◆ **Written instruction**
Pictures aside, write out every record exactly as it appears.
***** Recorded data
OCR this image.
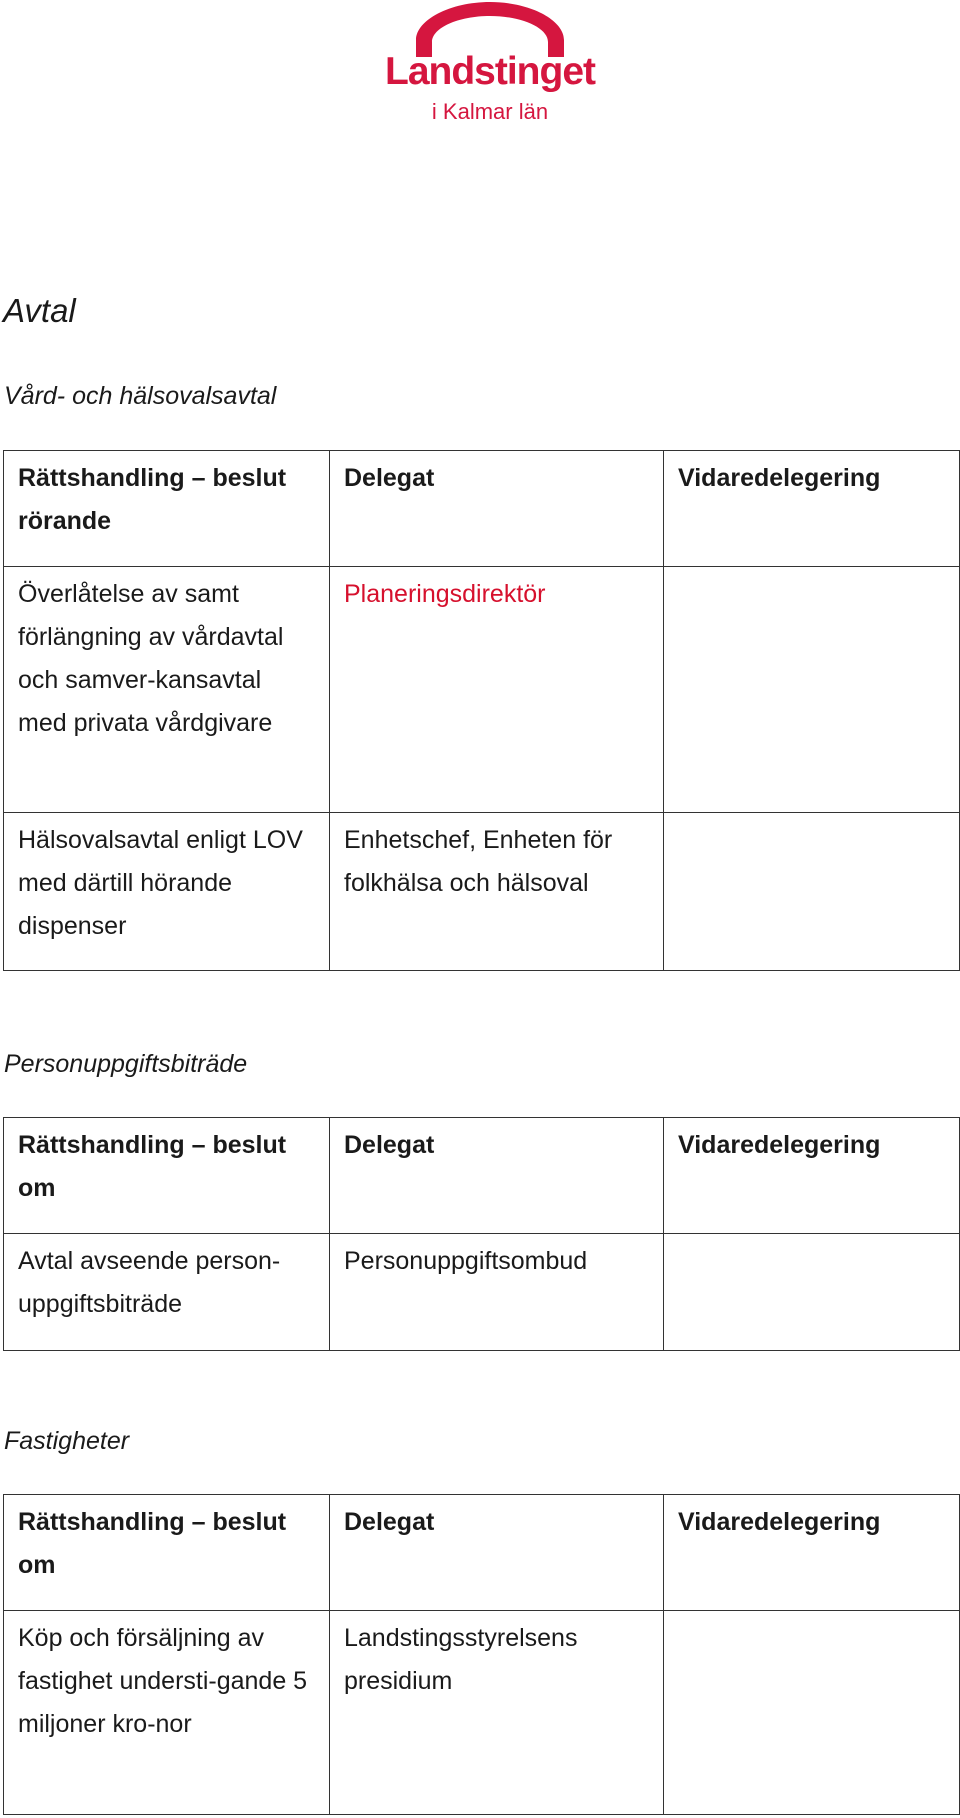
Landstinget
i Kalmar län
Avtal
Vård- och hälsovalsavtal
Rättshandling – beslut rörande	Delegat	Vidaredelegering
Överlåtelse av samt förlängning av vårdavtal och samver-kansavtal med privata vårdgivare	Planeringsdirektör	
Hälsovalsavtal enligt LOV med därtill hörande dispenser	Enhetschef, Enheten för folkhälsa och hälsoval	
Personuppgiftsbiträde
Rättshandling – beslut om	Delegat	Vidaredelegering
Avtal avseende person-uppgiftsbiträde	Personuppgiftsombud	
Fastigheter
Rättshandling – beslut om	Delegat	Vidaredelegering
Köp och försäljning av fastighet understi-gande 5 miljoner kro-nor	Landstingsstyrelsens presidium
**********
◆ **Task answer**
OCR this image.
Landstinget
i Kalmar län
Avtal
Vård- och hälsovalsavtal
Rättshandling – beslut rörande	Delegat	Vidaredelegering
Överlåtelse av samt förlängning av vårdavtal och samver-kansavtal med privata vårdgivare	Planeringsdirektör	
Hälsovalsavtal enligt LOV med därtill hörande dispenser	Enhetschef, Enheten för folkhälsa och hälsoval	
Personuppgiftsbiträde
Rättshandling – beslut om	Delegat	Vidaredelegering
Avtal avseende person-uppgiftsbiträde	Personuppgiftsombud	
Fastigheter
Rättshandling – beslut om	Delegat	Vidaredelegering
Köp och försäljning av fastighet understi-gande 5 miljoner kro-nor	Landstingsstyrelsens presidium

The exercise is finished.